The input →
>>
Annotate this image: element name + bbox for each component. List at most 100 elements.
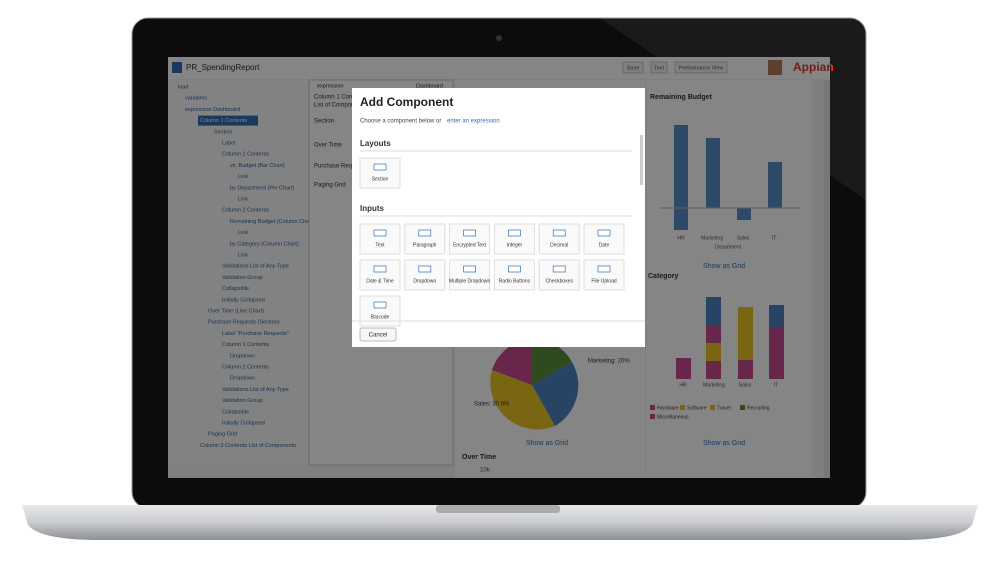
<<
>>
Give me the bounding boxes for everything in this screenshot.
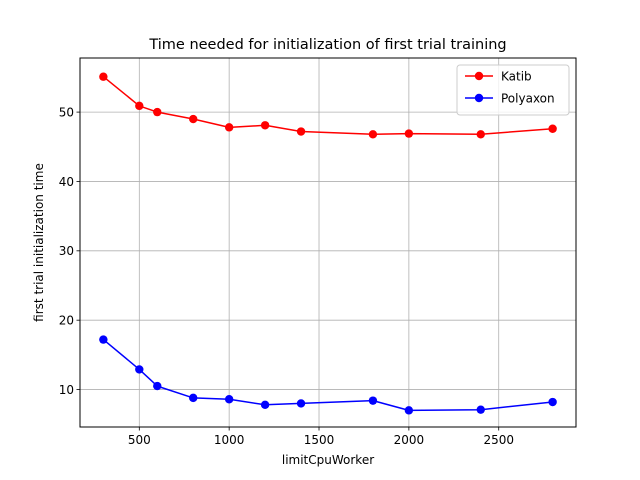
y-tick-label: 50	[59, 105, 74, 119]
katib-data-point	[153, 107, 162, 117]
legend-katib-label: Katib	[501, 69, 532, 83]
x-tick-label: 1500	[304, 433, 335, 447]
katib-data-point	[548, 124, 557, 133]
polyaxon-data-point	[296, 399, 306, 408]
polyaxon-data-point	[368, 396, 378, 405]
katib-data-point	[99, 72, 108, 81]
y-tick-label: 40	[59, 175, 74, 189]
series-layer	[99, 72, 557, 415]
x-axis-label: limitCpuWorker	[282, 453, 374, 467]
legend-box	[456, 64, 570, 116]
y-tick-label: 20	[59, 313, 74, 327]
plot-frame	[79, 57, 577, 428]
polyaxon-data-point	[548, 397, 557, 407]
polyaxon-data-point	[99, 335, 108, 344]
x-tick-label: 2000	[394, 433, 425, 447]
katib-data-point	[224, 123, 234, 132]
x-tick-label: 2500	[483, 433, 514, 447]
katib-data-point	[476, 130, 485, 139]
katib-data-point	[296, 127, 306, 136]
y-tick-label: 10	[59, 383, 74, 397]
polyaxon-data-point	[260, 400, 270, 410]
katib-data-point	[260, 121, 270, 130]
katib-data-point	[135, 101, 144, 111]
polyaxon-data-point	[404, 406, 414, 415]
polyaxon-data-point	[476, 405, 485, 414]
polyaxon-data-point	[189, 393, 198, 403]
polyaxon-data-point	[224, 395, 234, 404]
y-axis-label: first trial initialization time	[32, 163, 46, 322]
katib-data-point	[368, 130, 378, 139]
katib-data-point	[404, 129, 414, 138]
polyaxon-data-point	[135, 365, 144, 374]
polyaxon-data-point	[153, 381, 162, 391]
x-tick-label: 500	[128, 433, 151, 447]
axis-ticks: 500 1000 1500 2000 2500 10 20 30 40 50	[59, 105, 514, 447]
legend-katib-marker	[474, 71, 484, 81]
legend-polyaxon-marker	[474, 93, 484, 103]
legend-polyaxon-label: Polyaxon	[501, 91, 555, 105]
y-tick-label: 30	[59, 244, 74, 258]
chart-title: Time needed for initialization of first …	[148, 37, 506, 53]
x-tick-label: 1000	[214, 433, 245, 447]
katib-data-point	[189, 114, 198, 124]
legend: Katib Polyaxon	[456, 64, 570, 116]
<<
>>
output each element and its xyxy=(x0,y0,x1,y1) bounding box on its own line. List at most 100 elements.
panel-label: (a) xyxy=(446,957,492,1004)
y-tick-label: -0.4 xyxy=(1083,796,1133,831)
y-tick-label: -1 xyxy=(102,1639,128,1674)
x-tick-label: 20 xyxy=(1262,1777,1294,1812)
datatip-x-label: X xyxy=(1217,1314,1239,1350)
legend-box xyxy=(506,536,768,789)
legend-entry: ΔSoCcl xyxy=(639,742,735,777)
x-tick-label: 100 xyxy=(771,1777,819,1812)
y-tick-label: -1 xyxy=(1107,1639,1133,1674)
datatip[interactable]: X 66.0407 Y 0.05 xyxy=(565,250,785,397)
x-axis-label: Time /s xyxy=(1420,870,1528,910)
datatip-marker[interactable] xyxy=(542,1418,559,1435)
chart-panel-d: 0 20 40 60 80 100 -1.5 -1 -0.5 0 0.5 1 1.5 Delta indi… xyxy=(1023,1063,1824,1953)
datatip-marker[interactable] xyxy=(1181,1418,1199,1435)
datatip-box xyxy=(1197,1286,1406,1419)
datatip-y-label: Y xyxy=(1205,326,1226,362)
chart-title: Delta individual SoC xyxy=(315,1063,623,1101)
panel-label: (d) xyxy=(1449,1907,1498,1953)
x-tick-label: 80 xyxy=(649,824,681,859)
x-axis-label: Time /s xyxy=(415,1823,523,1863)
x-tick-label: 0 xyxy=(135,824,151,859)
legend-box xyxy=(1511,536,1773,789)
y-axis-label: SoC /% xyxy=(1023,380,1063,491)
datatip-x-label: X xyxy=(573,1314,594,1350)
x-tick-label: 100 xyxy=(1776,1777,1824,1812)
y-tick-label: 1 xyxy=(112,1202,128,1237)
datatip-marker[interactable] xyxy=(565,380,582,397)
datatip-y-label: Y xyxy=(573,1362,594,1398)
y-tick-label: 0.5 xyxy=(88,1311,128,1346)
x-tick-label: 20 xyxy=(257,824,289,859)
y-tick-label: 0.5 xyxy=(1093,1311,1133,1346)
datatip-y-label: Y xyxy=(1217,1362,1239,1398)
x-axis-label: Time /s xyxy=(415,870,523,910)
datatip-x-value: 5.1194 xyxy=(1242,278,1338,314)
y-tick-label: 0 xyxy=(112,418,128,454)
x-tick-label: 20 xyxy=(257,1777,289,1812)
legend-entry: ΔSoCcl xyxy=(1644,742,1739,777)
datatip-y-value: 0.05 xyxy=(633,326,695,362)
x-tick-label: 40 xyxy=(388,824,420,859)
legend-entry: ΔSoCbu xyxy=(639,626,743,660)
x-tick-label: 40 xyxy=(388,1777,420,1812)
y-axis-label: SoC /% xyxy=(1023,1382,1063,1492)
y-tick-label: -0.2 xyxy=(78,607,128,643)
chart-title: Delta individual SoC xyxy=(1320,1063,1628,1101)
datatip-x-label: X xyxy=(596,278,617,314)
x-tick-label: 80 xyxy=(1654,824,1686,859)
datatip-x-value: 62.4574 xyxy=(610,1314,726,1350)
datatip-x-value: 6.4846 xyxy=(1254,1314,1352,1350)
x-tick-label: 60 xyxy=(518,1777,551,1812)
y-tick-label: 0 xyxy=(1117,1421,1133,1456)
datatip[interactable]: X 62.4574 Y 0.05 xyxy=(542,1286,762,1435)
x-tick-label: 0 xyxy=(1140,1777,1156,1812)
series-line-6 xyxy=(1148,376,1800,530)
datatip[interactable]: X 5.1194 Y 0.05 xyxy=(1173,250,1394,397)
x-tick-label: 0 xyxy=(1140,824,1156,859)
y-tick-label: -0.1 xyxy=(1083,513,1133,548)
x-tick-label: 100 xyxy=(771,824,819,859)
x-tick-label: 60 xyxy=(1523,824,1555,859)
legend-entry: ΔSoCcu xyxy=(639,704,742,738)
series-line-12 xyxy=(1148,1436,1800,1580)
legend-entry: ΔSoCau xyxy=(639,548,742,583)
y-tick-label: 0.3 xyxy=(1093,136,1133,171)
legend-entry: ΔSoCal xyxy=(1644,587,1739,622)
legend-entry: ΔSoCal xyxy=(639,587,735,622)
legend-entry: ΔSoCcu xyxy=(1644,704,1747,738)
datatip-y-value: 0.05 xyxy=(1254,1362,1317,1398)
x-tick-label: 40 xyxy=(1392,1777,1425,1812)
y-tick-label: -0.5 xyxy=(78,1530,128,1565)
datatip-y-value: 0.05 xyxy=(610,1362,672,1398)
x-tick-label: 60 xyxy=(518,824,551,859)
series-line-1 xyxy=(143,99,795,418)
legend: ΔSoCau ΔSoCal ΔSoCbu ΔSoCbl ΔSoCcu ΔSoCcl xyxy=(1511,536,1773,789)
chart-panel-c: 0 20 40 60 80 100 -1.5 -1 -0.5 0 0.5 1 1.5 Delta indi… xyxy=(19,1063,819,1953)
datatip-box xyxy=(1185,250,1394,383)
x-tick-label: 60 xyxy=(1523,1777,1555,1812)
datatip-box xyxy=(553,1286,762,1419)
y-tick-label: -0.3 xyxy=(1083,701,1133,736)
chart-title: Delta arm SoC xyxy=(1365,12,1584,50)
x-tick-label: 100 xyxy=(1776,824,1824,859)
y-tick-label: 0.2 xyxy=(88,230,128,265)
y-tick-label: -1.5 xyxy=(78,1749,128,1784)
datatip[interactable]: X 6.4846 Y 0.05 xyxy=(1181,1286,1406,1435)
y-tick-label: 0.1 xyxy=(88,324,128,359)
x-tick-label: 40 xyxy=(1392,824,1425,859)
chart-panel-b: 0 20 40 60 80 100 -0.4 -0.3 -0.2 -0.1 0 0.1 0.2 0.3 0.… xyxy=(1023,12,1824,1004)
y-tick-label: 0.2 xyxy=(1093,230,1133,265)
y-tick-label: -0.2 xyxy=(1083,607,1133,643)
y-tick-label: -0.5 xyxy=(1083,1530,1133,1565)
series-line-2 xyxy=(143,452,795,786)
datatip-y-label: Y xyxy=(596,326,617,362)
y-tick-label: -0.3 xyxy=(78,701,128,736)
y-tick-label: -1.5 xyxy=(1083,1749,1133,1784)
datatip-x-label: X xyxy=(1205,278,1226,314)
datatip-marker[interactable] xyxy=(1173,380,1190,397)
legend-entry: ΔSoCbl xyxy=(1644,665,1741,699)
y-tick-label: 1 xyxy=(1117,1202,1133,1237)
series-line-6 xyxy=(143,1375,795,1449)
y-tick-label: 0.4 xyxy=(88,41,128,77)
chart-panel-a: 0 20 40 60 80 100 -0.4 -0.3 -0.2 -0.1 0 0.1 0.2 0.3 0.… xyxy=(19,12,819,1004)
<<
Stated goal →
Write out, unchanged, the lines of the records from the one containing "output each element" through the one containing "datatip-marker[interactable] xyxy=(542,1418,559,1435)", both included.

Output for this task →
output each element and its xyxy=(x0,y0,x1,y1) bounding box on its own line. List at most 100 elements.
panel-label: (a) xyxy=(446,957,492,1004)
y-tick-label: -0.4 xyxy=(1083,796,1133,831)
y-tick-label: -1 xyxy=(102,1639,128,1674)
x-tick-label: 20 xyxy=(1262,1777,1294,1812)
datatip-x-label: X xyxy=(1217,1314,1239,1350)
legend-box xyxy=(506,536,768,789)
legend-entry: ΔSoCcl xyxy=(639,742,735,777)
x-tick-label: 100 xyxy=(771,1777,819,1812)
y-tick-label: -1 xyxy=(1107,1639,1133,1674)
datatip[interactable]: X 66.0407 Y 0.05 xyxy=(565,250,785,397)
x-axis-label: Time /s xyxy=(1420,870,1528,910)
datatip-marker[interactable] xyxy=(542,1418,559,1435)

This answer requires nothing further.